Lines before the one containing "Convert this screenshot" are excluded; print that line and every line after it through the end of the material below, exactly.

--- Start ---

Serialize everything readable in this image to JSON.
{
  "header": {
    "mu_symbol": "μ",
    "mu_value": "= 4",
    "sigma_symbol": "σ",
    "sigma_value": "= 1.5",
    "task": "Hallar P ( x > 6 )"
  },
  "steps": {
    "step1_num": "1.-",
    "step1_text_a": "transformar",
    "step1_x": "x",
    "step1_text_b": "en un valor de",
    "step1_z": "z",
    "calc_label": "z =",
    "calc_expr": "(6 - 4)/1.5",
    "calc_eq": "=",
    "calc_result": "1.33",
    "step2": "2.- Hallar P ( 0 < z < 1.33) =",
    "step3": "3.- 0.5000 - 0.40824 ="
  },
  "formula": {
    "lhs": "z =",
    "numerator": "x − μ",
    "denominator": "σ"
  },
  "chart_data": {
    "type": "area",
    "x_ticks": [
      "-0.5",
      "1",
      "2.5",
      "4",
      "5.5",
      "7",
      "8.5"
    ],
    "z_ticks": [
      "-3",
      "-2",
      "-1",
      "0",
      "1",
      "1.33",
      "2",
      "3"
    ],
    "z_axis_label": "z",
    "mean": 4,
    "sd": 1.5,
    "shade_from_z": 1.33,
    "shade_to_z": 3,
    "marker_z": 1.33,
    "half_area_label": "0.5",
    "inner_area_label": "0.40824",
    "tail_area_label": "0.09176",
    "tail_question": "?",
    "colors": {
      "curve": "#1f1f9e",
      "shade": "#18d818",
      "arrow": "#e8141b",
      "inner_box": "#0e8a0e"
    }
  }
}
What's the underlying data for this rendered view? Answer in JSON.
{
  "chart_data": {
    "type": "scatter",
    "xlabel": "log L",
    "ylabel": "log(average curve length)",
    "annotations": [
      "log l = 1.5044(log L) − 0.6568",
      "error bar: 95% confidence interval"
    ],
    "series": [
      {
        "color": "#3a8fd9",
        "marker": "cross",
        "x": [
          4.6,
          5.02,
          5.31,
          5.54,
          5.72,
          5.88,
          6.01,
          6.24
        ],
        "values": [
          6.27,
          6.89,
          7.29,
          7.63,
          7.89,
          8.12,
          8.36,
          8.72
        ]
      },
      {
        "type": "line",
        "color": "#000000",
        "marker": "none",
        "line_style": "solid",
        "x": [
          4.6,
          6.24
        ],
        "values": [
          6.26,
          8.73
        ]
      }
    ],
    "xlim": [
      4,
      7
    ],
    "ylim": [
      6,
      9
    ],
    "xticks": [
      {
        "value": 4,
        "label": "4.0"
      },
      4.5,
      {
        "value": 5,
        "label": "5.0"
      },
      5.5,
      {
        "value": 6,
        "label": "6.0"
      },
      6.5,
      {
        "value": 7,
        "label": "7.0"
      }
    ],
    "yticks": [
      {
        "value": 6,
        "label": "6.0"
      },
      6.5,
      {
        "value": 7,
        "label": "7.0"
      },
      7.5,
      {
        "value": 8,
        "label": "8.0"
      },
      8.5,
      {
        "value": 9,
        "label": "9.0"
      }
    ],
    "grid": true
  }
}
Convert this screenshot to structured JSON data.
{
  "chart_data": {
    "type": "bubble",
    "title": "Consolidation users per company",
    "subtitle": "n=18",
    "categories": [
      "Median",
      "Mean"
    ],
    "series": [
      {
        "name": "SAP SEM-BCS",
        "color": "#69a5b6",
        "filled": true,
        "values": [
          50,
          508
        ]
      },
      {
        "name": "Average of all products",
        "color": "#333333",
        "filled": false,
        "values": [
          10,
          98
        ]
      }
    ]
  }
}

--- End ---

Task solution =>
Convert this screenshot to structured JSON data.
{
  "chart_data": {
    "type": "bubble",
    "title": "Consolidation users per company",
    "subtitle": "n=18",
    "categories": [
      "Median",
      "Mean"
    ],
    "series": [
      {
        "name": "SAP SEM-BCS",
        "color": "#69a5b6",
        "filled": true,
        "values": [
          50,
          508
        ]
      },
      {
        "name": "Average of all products",
        "color": "#333333",
        "filled": false,
        "values": [
          10,
          98
        ]
      }
    ]
  }
}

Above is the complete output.